[Data records]

::::

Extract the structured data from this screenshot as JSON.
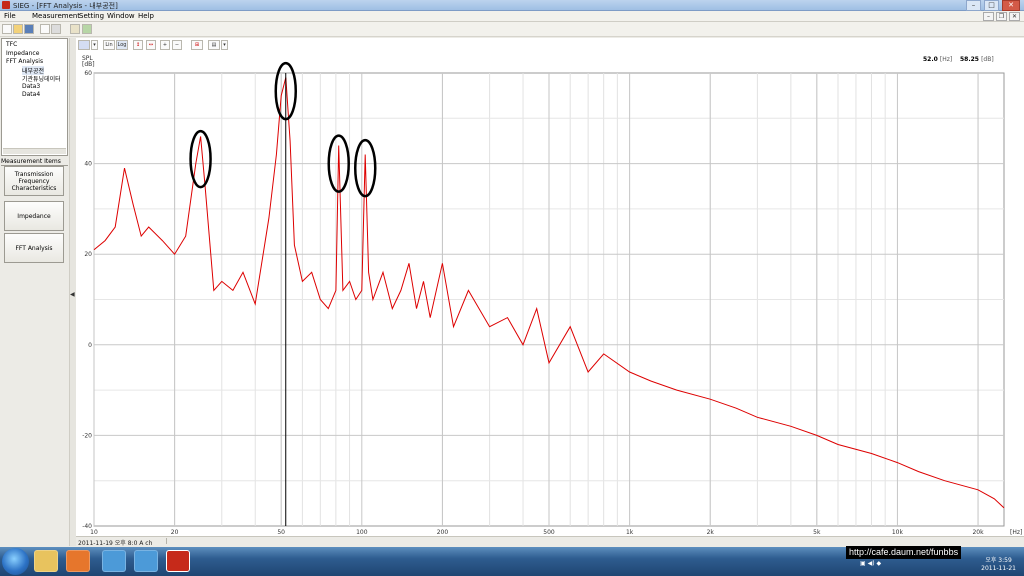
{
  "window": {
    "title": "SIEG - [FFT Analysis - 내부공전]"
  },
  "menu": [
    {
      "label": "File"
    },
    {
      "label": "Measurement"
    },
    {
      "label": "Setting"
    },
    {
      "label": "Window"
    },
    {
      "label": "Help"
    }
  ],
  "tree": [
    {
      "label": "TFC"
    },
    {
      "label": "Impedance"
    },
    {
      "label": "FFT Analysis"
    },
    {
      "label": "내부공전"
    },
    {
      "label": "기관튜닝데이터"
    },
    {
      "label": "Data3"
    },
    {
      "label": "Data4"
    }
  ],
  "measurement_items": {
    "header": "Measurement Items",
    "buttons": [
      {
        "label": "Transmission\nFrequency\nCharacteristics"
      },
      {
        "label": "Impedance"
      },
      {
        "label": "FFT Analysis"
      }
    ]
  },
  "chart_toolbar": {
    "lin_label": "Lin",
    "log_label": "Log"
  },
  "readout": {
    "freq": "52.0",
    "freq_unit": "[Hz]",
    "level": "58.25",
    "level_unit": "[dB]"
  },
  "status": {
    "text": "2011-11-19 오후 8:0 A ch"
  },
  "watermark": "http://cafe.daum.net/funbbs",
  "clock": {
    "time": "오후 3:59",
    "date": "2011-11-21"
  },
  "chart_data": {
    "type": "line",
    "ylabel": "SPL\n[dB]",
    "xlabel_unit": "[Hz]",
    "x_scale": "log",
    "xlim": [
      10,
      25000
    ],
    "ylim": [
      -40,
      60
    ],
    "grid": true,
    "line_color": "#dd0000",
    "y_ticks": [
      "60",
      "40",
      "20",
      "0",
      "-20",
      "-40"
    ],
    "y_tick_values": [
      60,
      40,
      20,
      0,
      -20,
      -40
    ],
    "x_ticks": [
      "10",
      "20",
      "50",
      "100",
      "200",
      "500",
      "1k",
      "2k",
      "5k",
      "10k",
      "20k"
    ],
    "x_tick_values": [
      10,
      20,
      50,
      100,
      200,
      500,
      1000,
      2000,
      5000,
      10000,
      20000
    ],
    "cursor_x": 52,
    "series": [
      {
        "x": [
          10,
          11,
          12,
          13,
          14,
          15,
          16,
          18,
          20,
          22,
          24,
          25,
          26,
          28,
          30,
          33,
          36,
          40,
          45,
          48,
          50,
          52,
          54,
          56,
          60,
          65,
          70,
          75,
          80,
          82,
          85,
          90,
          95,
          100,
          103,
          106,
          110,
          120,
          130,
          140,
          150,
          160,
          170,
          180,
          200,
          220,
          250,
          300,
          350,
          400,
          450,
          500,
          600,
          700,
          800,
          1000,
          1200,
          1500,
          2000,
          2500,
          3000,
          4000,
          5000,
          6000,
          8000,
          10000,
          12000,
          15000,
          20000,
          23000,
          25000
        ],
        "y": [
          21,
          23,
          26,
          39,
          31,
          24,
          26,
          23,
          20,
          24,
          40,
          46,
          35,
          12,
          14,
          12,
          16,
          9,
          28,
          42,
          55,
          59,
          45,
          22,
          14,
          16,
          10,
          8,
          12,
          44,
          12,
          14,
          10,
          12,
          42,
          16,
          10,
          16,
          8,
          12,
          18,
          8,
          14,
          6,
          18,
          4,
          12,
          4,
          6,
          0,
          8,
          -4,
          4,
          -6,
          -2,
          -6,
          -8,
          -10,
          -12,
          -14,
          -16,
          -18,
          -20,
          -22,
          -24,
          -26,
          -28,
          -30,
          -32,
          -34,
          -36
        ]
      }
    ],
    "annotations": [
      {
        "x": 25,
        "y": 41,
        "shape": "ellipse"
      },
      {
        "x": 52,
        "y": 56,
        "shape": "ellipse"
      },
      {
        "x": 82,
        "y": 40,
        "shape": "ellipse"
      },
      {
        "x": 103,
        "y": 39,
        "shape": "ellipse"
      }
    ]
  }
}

::::

Repeat the preceding records precisely, and leave every picture out of the copy.

■ THE OUTPUT
Extract the structured data from this screenshot as JSON.
{
  "window": {
    "title": "SIEG - [FFT Analysis - 내부공전]"
  },
  "menu": [
    {
      "label": "File"
    },
    {
      "label": "Measurement"
    },
    {
      "label": "Setting"
    },
    {
      "label": "Window"
    },
    {
      "label": "Help"
    }
  ],
  "tree": [
    {
      "label": "TFC"
    },
    {
      "label": "Impedance"
    },
    {
      "label": "FFT Analysis"
    },
    {
      "label": "내부공전"
    },
    {
      "label": "기관튜닝데이터"
    },
    {
      "label": "Data3"
    },
    {
      "label": "Data4"
    }
  ],
  "measurement_items": {
    "header": "Measurement Items",
    "buttons": [
      {
        "label": "Transmission\nFrequency\nCharacteristics"
      },
      {
        "label": "Impedance"
      },
      {
        "label": "FFT Analysis"
      }
    ]
  },
  "chart_toolbar": {
    "lin_label": "Lin",
    "log_label": "Log"
  },
  "readout": {
    "freq": "52.0",
    "freq_unit": "[Hz]",
    "level": "58.25",
    "level_unit": "[dB]"
  },
  "status": {
    "text": "2011-11-19 오후 8:0 A ch"
  },
  "watermark": "http://cafe.daum.net/funbbs",
  "clock": {
    "time": "오후 3:59",
    "date": "2011-11-21"
  },
  "chart_data": {
    "type": "line",
    "ylabel": "SPL\n[dB]",
    "xlabel_unit": "[Hz]",
    "x_scale": "log",
    "xlim": [
      10,
      25000
    ],
    "ylim": [
      -40,
      60
    ],
    "grid": true,
    "line_color": "#dd0000",
    "y_ticks": [
      "60",
      "40",
      "20",
      "0",
      "-20",
      "-40"
    ],
    "y_tick_values": [
      60,
      40,
      20,
      0,
      -20,
      -40
    ],
    "x_ticks": [
      "10",
      "20",
      "50",
      "100",
      "200",
      "500",
      "1k",
      "2k",
      "5k",
      "10k",
      "20k"
    ],
    "x_tick_values": [
      10,
      20,
      50,
      100,
      200,
      500,
      1000,
      2000,
      5000,
      10000,
      20000
    ],
    "cursor_x": 52,
    "series": [
      {
        "x": [
          10,
          11,
          12,
          13,
          14,
          15,
          16,
          18,
          20,
          22,
          24,
          25,
          26,
          28,
          30,
          33,
          36,
          40,
          45,
          48,
          50,
          52,
          54,
          56,
          60,
          65,
          70,
          75,
          80,
          82,
          85,
          90,
          95,
          100,
          103,
          106,
          110,
          120,
          130,
          140,
          150,
          160,
          170,
          180,
          200,
          220,
          250,
          300,
          350,
          400,
          450,
          500,
          600,
          700,
          800,
          1000,
          1200,
          1500,
          2000,
          2500,
          3000,
          4000,
          5000,
          6000,
          8000,
          10000,
          12000,
          15000,
          20000,
          23000,
          25000
        ],
        "y": [
          21,
          23,
          26,
          39,
          31,
          24,
          26,
          23,
          20,
          24,
          40,
          46,
          35,
          12,
          14,
          12,
          16,
          9,
          28,
          42,
          55,
          59,
          45,
          22,
          14,
          16,
          10,
          8,
          12,
          44,
          12,
          14,
          10,
          12,
          42,
          16,
          10,
          16,
          8,
          12,
          18,
          8,
          14,
          6,
          18,
          4,
          12,
          4,
          6,
          0,
          8,
          -4,
          4,
          -6,
          -2,
          -6,
          -8,
          -10,
          -12,
          -14,
          -16,
          -18,
          -20,
          -22,
          -24,
          -26,
          -28,
          -30,
          -32,
          -34,
          -36
        ]
      }
    ],
    "annotations": [
      {
        "x": 25,
        "y": 41,
        "shape": "ellipse"
      },
      {
        "x": 52,
        "y": 56,
        "shape": "ellipse"
      },
      {
        "x": 82,
        "y": 40,
        "shape": "ellipse"
      },
      {
        "x": 103,
        "y": 39,
        "shape": "ellipse"
      }
    ]
  }
}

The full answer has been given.